Task requirements: Extract every line of the material that holds the string "Республиканская".

Data listing:
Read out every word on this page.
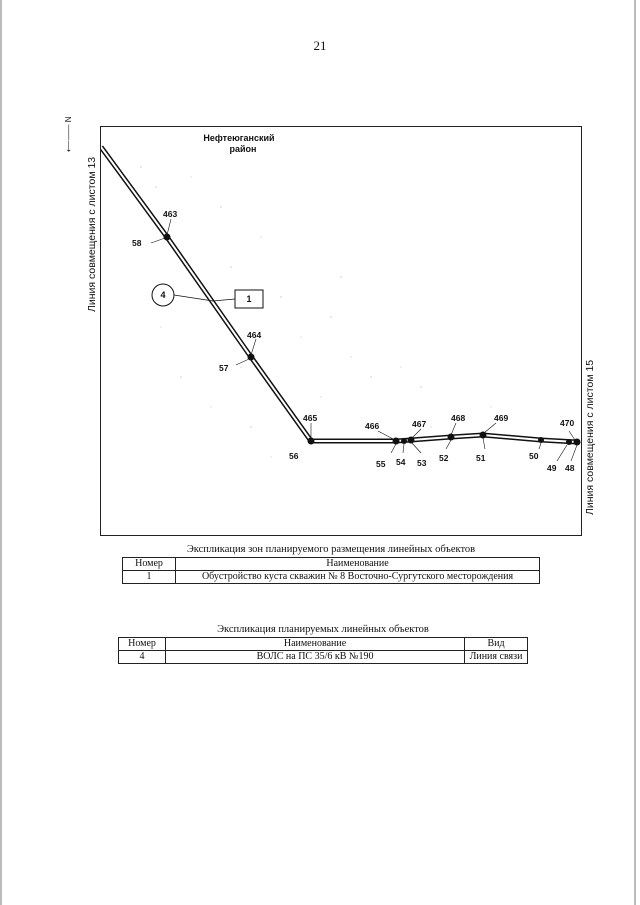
21
⟵—— N
Линия совмещения с листом 13
Линия совмещения с листом 15
Нефтеюганский
район
463
58
464
57
465
56
466
55 54
467
53
468
52
469
51	50
470
49 48
4	1
Экспликация зон планируемого размещения линейных объектов
Номер	Наименование
1	Обустройство куста скважин № 8 Восточно-Сургутского месторождения
Экспликация планируемых линейных объектов
Номер	Наименование	Вид
4	ВОЛС на ПС 35/6 кВ №190	Линия связи
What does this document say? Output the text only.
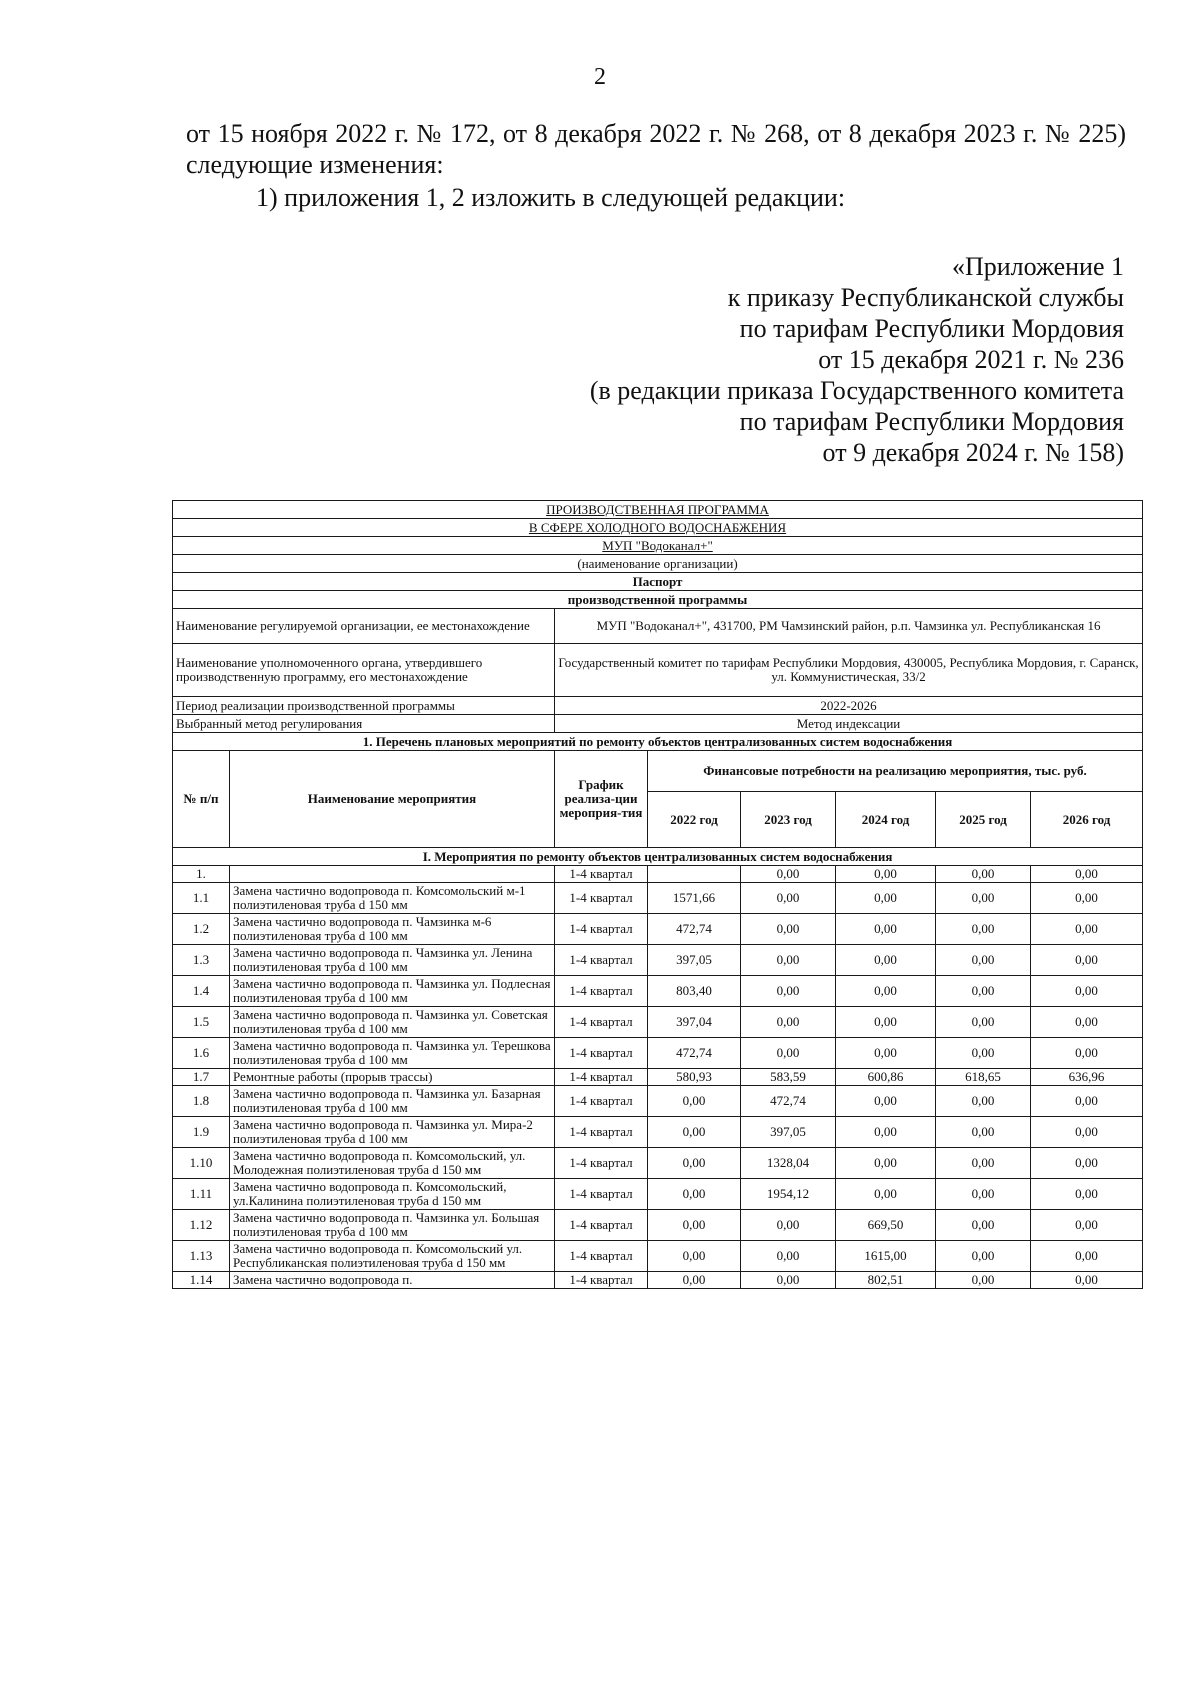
2

от 15 ноября 2022 г. № 172, от 8 декабря 2022 г. № 268, от 8 декабря 2023 г. № 225) следующие изменения:

1) приложения 1, 2 изложить в следующей редакции:

«Приложение 1
к приказу Республиканской службы
по тарифам Республики Мордовия
от 15 декабря 2021 г. № 236
(в редакции приказа Государственного комитета
по тарифам Республики Мордовия
от 9 декабря 2024 г. № 158)
ПРОИЗВОДСТВЕННАЯ ПРОГРАММА							
В СФЕРЕ ХОЛОДНОГО ВОДОСНАБЖЕНИЯ							
МУП "Водоканал+"							
(наименование организации)							
Паспорт							
производственной программы							
Наименование регулируемой организации, ее местонахождение		МУП "Водоканал+", 431700, РМ Чамзинский район, р.п. Чамзинка ул. Республиканская 16					
Наименование уполномоченного органа, утвердившего производственную программу, его местонахождение		Государственный комитет по тарифам Республики Мордовия, 430005, Республика Мордовия, г. Саранск, ул. Коммунистическая, 33/2					
Период реализации производственной программы		2022-2026					
Выбранный метод регулирования		Метод индексации					
1. Перечень плановых мероприятий по ремонту объектов централизованных систем водоснабжения							
№ п/п	Наименование мероприятия	График реализа-ции мероприя-тия	Финансовые потребности на реализацию мероприятия, тыс. руб.				
			2022 год	2023 год	2024 год	2025 год	2026 год
I. Мероприятия по ремонту объектов централизованных систем водоснабжения							
1.		1-4 квартал		0,00	0,00	0,00	0,00
1.1	Замена частично водопровода п. Комсомольский м-1 полиэтиленовая труба d 150 мм	1-4 квартал	1571,66	0,00	0,00	0,00	0,00
1.2	Замена частично водопровода п. Чамзинка м-6 полиэтиленовая труба d 100 мм	1-4 квартал	472,74	0,00	0,00	0,00	0,00
1.3	Замена частично водопровода п. Чамзинка ул. Ленина полиэтиленовая труба d 100 мм	1-4 квартал	397,05	0,00	0,00	0,00	0,00
1.4	Замена частично водопровода п. Чамзинка ул. Подлесная полиэтиленовая труба d 100 мм	1-4 квартал	803,40	0,00	0,00	0,00	0,00
1.5	Замена частично водопровода п. Чамзинка ул. Советская полиэтиленовая труба d 100 мм	1-4 квартал	397,04	0,00	0,00	0,00	0,00
1.6	Замена частично водопровода п. Чамзинка ул. Терешкова полиэтиленовая труба d 100 мм	1-4 квартал	472,74	0,00	0,00	0,00	0,00
1.7	Ремонтные работы (прорыв трассы)	1-4 квартал	580,93	583,59	600,86	618,65	636,96
1.8	Замена частично водопровода п. Чамзинка ул. Базарная полиэтиленовая труба d 100 мм	1-4 квартал	0,00	472,74	0,00	0,00	0,00
1.9	Замена частично водопровода п. Чамзинка ул. Мира-2 полиэтиленовая труба d 100 мм	1-4 квартал	0,00	397,05	0,00	0,00	0,00
1.10	Замена частично водопровода п. Комсомольский, ул. Молодежная полиэтиленовая труба d 150 мм	1-4 квартал	0,00	1328,04	0,00	0,00	0,00
1.11	Замена частично водопровода п. Комсомольский, ул.Калинина полиэтиленовая труба d 150 мм	1-4 квартал	0,00	1954,12	0,00	0,00	0,00
1.12	Замена частично водопровода п. Чамзинка ул. Большая полиэтиленовая труба d 100 мм	1-4 квартал	0,00	0,00	669,50	0,00	0,00
1.13	Замена частично водопровода п. Комсомольский ул. Республиканская полиэтиленовая труба d 150 мм	1-4 квартал	0,00	0,00	1615,00	0,00	0,00
1.14	Замена частично водопровода п.	1-4 квартал	0,00	0,00	802,51	0,00	0,00
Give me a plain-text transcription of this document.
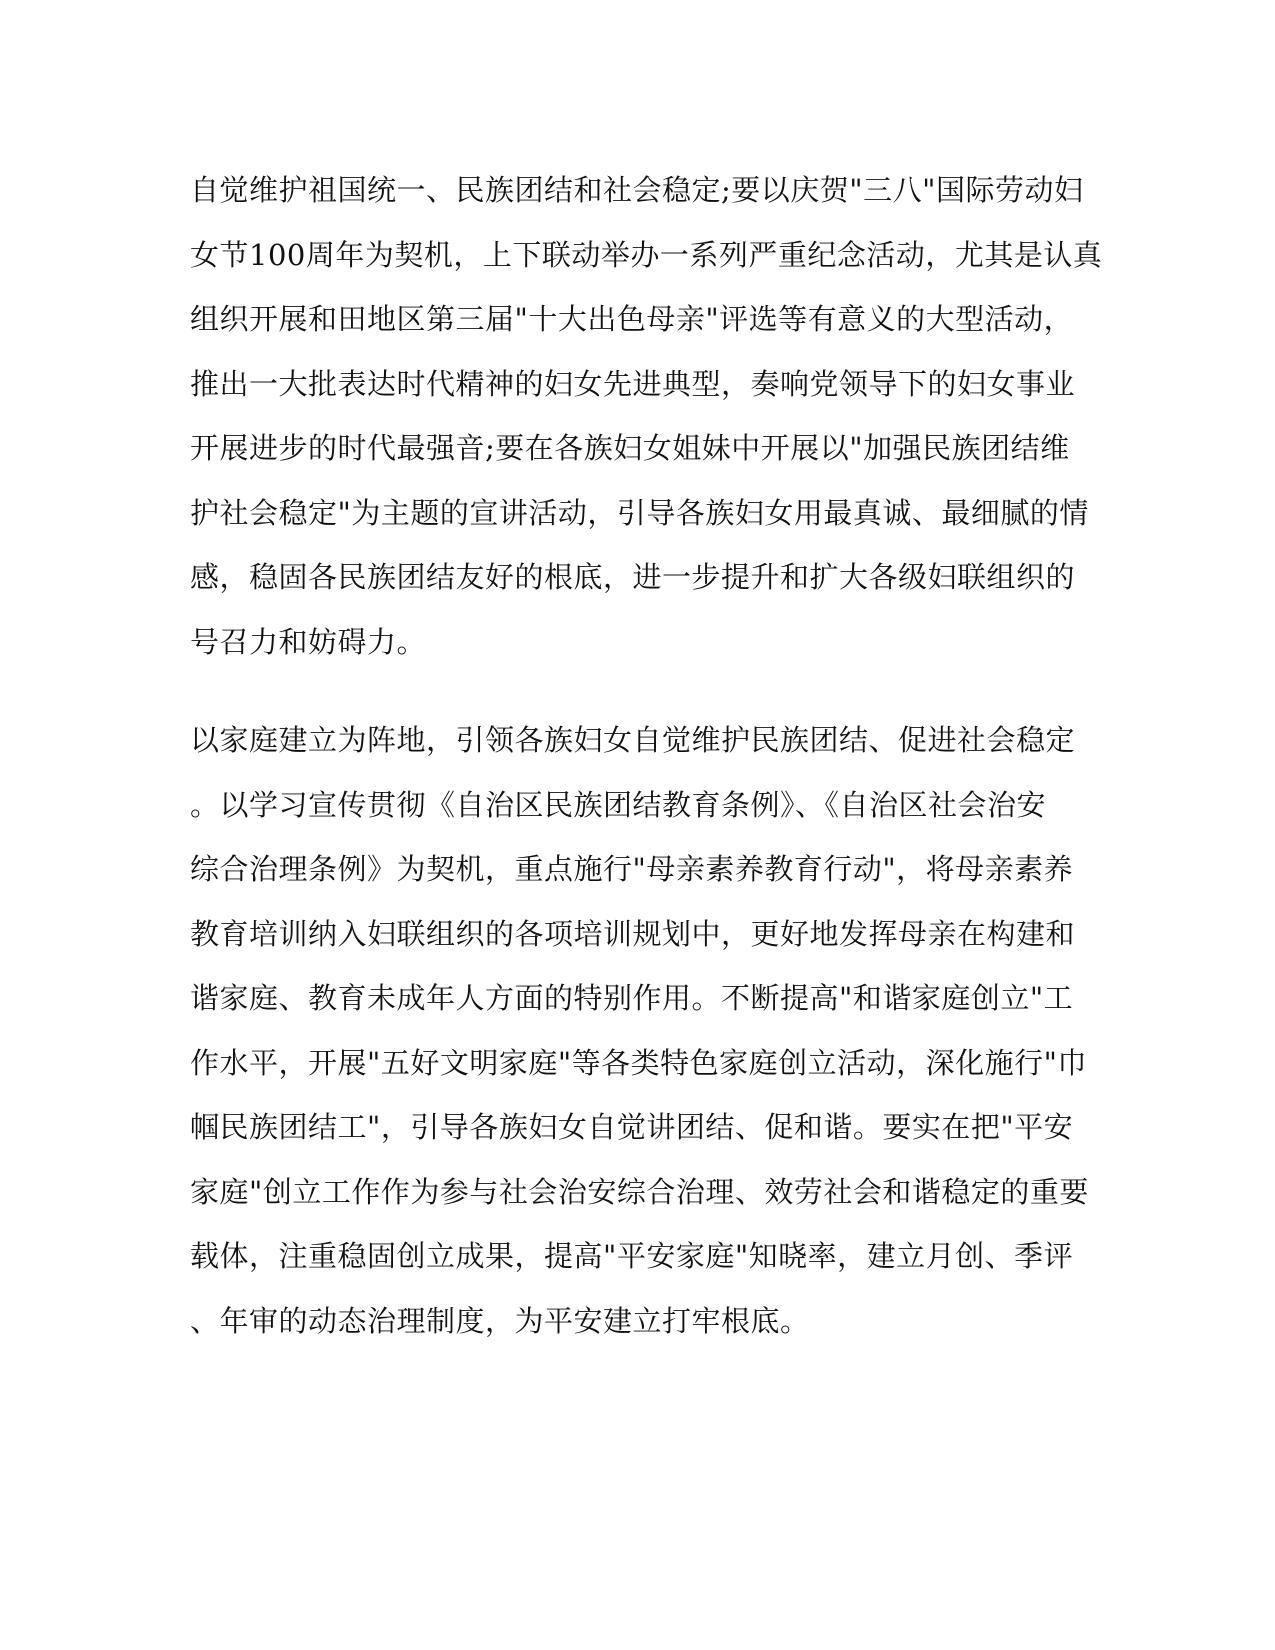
自觉维护祖国统一、民族团结和社会稳定;要以庆贺"三八"国际劳动妇
女节100周年为契机，上下联动举办一系列严重纪念活动，尤其是认真
组织开展和田地区第三届"十大出色母亲"评选等有意义的大型活动，
推出一大批表达时代精神的妇女先进典型，奏响党领导下的妇女事业
开展进步的时代最强音;要在各族妇女姐妹中开展以"加强民族团结维
护社会稳定"为主题的宣讲活动，引导各族妇女用最真诚、最细腻的情
感，稳固各民族团结友好的根底，进一步提升和扩大各级妇联组织的
号召力和妨碍力。
以家庭建立为阵地，引领各族妇女自觉维护民族团结、促进社会稳定
。以学习宣传贯彻《自治区民族团结教育条例》、《自治区社会治安
综合治理条例》为契机，重点施行"母亲素养教育行动"，将母亲素养
教育培训纳入妇联组织的各项培训规划中，更好地发挥母亲在构建和
谐家庭、教育未成年人方面的特别作用。不断提高"和谐家庭创立"工
作水平，开展"五好文明家庭"等各类特色家庭创立活动，深化施行"巾
帼民族团结工"，引导各族妇女自觉讲团结、促和谐。要实在把"平安
家庭"创立工作作为参与社会治安综合治理、效劳社会和谐稳定的重要
载体，注重稳固创立成果，提高"平安家庭"知晓率，建立月创、季评
、年审的动态治理制度，为平安建立打牢根底。
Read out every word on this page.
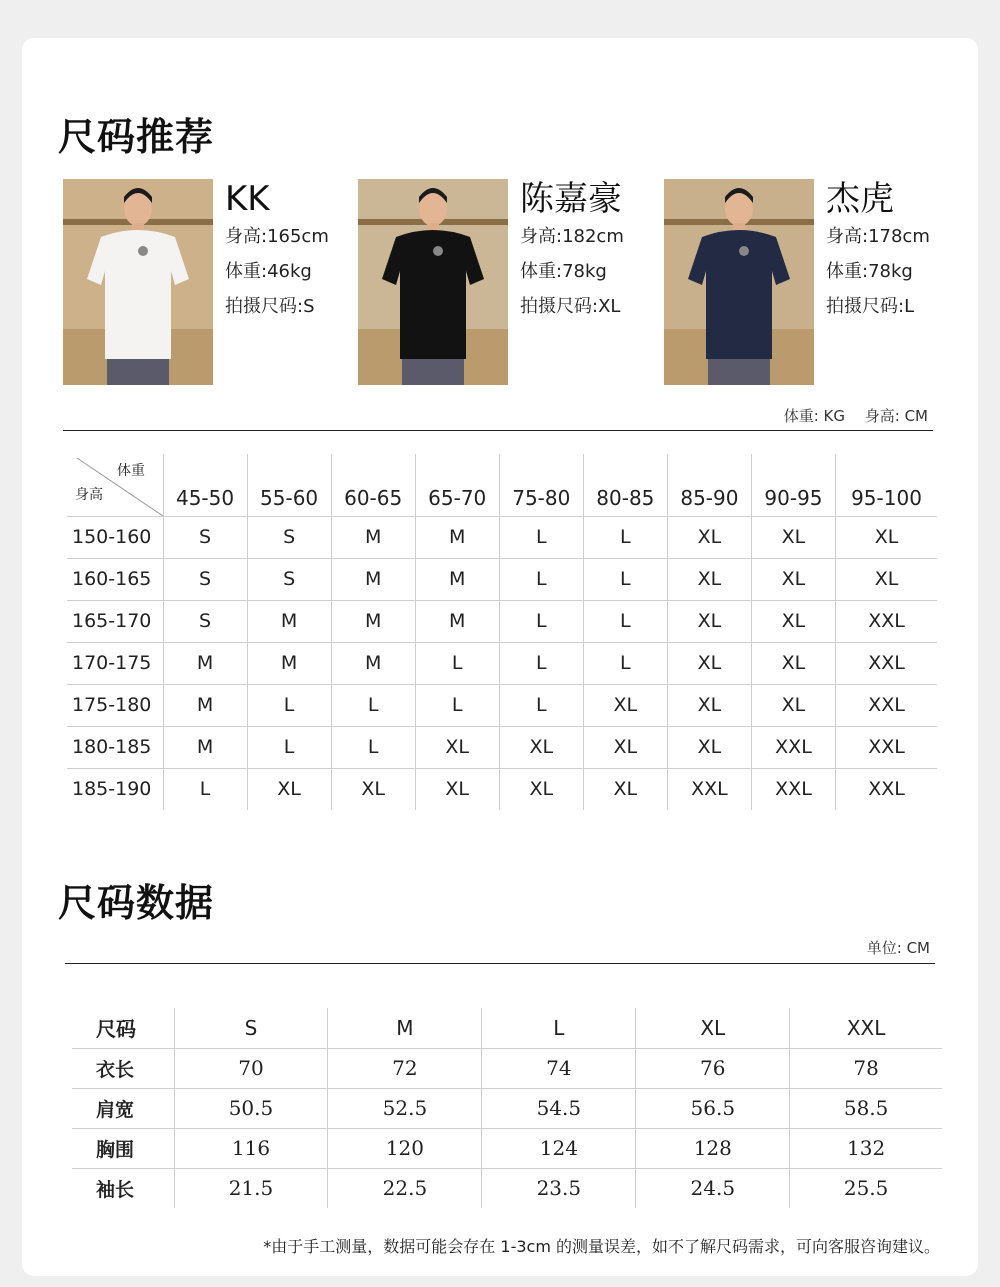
尺码推荐
KK
身高:165cm
体重:46kg
拍摄尺码:S
陈嘉豪
身高:182cm
体重:78kg
拍摄尺码:XL
杰虎
身高:178cm
体重:78kg
拍摄尺码:L
体重: KG　 身高: CM
体重
身高	45-50	55-60	60-65	65-70	75-80	80-85	85-90	90-95	95-100
150-160	S	S	M	M	L	L	XL	XL	XL
160-165	S	S	M	M	L	L	XL	XL	XL
165-170	S	M	M	M	L	L	XL	XL	XXL
170-175	M	M	M	L	L	L	XL	XL	XXL
175-180	M	L	L	L	L	XL	XL	XL	XXL
180-185	M	L	L	XL	XL	XL	XL	XXL	XXL
185-190	L	XL	XL	XL	XL	XL	XXL	XXL	XXL
尺码数据
单位: CM
尺码	S	M	L	XL	XXL
衣长	70	72	74	76	78
肩宽	50.5	52.5	54.5	56.5	58.5
胸围	116	120	124	128	132
袖长	21.5	22.5	23.5	24.5	25.5
*由于手工测量，数据可能会存在 1-3cm 的测量误差，如不了解尺码需求，可向客服咨询建议。
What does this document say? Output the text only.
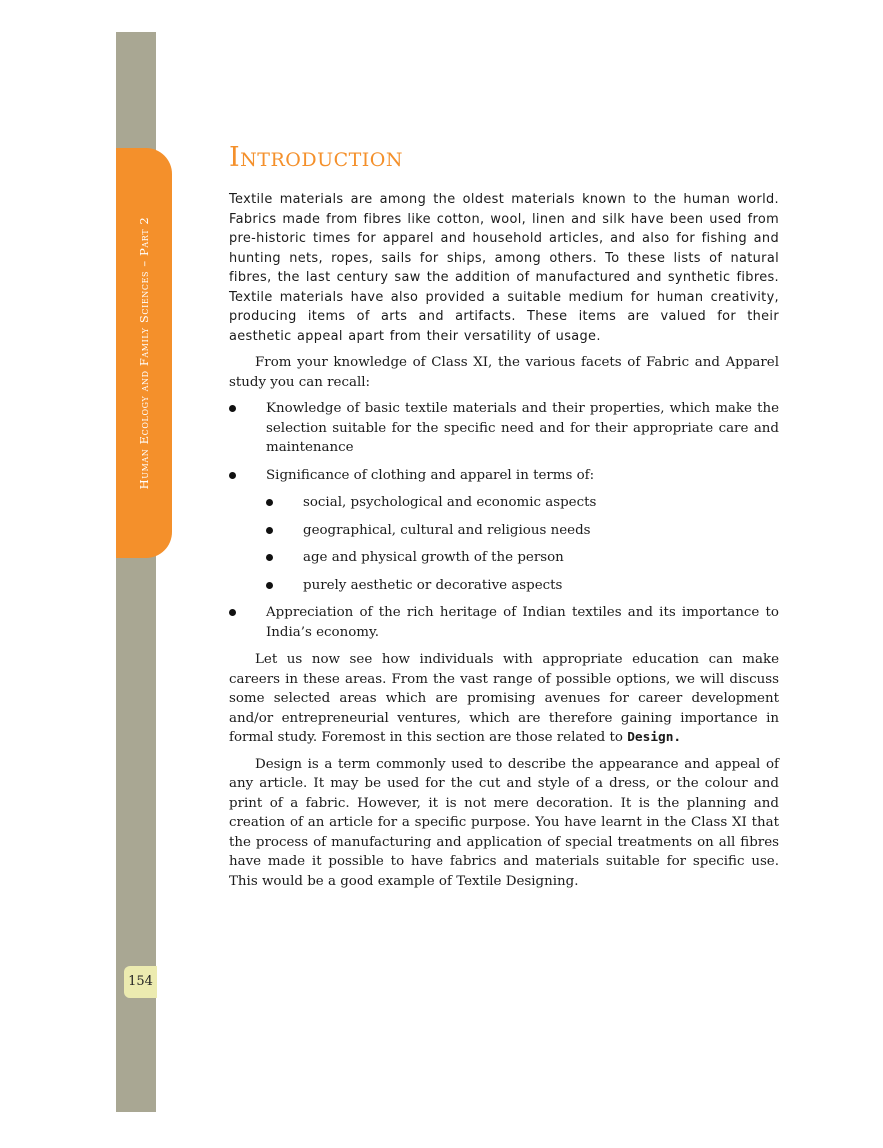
Human Ecology and Family Sciences – Part 2
154
Introduction

Textile materials are among the oldest materials known to the human world. Fabrics made from fibres like cotton, wool, linen and silk have been used from pre-historic times for apparel and household articles, and also for fishing and hunting nets, ropes, sails for ships, among others. To these lists of natural fibres, the last century saw the addition of manufactured and synthetic fibres. Textile materials have also provided a suitable medium for human creativity, producing items of arts and artifacts. These items are valued for their aesthetic appeal apart from their versatility of usage.

From your knowledge of Class XI, the various facets of Fabric and Apparel study you can recall:

Knowledge of basic textile materials and their properties, which make the selection suitable for the specific need and for their appropriate care and maintenance
Significance of clothing and apparel in terms of:
social, psychological and economic aspects
geographical, cultural and religious needs
age and physical growth of the person
purely aesthetic or decorative aspects
Appreciation of the rich heritage of Indian textiles and its importance to India’s economy.

Let us now see how individuals with appropriate education can make careers in these areas. From the vast range of possible options, we will discuss some selected areas which are promising avenues for career development and/or entrepreneurial ventures, which are therefore gaining importance in formal study. Foremost in this section are those related to Design.

Design is a term commonly used to describe the appearance and appeal of any article. It may be used for the cut and style of a dress, or the colour and print of a fabric. However, it is not mere decoration. It is the planning and creation of an article for a specific purpose. You have learnt in the Class XI that the process of manufacturing and application of special treatments on all fibres have made it possible to have fabrics and materials suitable for specific use. This would be a good example of Textile Designing.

Response to the task:
Наименование регулируемой организации, ее местонахождение		МУП "Водоканал+", 431700, РМ Чамзинский район, р.п. Чамзинка ул. Республиканская 16					
1.13	Замена частично водопровода п. Комсомольский ул. Республиканская полиэтиленовая труба d 150 мм	1-4 квартал	0,00	0,00	1615,00	0,00	0,00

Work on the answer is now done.